— start Task inputs —

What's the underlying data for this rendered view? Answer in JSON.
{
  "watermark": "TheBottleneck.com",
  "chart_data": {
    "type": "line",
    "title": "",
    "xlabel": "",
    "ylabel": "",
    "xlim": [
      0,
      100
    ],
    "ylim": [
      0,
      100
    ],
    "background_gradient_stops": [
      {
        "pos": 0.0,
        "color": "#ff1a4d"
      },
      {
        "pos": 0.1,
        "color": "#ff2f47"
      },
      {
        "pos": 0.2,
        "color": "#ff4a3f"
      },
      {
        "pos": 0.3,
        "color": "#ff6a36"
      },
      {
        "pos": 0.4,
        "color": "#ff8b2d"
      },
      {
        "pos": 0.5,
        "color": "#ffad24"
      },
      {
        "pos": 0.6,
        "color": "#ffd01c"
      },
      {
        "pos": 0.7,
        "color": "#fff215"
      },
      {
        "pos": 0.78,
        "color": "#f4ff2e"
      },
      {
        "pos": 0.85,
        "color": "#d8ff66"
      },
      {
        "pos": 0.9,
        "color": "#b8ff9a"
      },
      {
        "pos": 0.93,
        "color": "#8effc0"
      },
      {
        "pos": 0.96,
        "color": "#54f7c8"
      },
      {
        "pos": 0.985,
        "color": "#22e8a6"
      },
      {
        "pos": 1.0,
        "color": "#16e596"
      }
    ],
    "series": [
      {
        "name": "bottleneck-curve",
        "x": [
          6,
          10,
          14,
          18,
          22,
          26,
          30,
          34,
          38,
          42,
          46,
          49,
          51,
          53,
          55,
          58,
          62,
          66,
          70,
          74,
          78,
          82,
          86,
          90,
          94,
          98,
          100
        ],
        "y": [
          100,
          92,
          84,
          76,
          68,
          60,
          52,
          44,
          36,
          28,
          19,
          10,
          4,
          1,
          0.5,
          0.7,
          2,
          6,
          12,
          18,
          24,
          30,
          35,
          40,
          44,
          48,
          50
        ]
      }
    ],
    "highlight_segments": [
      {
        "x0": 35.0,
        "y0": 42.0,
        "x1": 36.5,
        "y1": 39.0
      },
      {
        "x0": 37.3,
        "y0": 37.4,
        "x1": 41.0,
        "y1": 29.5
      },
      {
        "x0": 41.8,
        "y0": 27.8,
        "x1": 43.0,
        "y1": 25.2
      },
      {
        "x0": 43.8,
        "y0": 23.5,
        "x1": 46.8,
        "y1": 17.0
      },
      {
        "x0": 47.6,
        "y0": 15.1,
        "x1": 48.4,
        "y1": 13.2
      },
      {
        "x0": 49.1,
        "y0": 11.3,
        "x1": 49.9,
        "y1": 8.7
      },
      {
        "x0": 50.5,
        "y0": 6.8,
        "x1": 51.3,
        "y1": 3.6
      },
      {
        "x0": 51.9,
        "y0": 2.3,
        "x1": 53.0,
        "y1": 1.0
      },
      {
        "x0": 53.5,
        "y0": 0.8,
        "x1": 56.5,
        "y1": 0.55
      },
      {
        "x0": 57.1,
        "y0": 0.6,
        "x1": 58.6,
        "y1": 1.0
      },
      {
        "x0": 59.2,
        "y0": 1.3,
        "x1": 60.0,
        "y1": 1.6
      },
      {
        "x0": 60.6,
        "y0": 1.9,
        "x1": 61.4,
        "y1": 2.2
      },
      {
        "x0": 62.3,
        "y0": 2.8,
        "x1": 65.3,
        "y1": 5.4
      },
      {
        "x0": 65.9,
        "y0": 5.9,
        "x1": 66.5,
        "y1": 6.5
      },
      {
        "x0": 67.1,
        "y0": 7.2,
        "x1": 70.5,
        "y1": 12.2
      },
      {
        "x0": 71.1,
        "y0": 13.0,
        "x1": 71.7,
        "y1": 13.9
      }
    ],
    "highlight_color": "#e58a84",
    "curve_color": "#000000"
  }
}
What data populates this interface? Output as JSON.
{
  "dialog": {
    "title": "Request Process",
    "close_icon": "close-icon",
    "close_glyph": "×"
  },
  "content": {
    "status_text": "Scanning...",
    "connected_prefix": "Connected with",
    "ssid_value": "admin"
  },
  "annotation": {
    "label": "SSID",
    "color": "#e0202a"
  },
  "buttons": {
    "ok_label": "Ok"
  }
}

— end Task inputs —

**Work to do:** Check each line above for the word "JSON" and say how many have it, with nothing else.

**Task solution:** 2